:: WORK INSTRUCTIONS ::
Report the count of lines holding "highlighted" in the records, with no other words.
-*-
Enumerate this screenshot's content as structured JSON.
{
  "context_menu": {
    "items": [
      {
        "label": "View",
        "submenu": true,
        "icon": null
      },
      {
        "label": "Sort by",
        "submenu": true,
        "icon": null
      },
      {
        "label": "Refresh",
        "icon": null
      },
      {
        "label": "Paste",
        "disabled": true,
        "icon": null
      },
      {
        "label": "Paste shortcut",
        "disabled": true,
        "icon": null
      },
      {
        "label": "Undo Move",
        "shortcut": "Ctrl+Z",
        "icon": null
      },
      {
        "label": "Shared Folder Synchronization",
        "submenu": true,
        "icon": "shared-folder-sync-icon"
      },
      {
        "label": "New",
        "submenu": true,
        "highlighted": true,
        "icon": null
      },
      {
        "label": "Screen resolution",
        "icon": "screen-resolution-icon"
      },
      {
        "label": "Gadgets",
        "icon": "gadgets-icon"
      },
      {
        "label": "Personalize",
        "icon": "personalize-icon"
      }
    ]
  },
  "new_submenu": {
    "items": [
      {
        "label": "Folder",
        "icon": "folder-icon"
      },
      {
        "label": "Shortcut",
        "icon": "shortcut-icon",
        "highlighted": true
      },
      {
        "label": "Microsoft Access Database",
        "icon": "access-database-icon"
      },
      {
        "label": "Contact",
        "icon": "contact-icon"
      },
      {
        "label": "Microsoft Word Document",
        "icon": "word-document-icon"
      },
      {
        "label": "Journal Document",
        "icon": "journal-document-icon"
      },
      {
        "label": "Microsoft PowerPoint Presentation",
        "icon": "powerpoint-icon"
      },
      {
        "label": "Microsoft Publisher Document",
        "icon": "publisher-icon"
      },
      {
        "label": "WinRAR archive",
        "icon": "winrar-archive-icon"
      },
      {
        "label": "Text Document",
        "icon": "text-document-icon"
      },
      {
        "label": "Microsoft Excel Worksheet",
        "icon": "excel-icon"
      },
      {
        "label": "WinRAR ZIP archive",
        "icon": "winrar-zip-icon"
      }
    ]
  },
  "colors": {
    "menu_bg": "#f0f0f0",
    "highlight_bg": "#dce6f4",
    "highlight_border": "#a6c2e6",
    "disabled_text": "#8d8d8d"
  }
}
-*-
:: FINAL ANSWER ::
2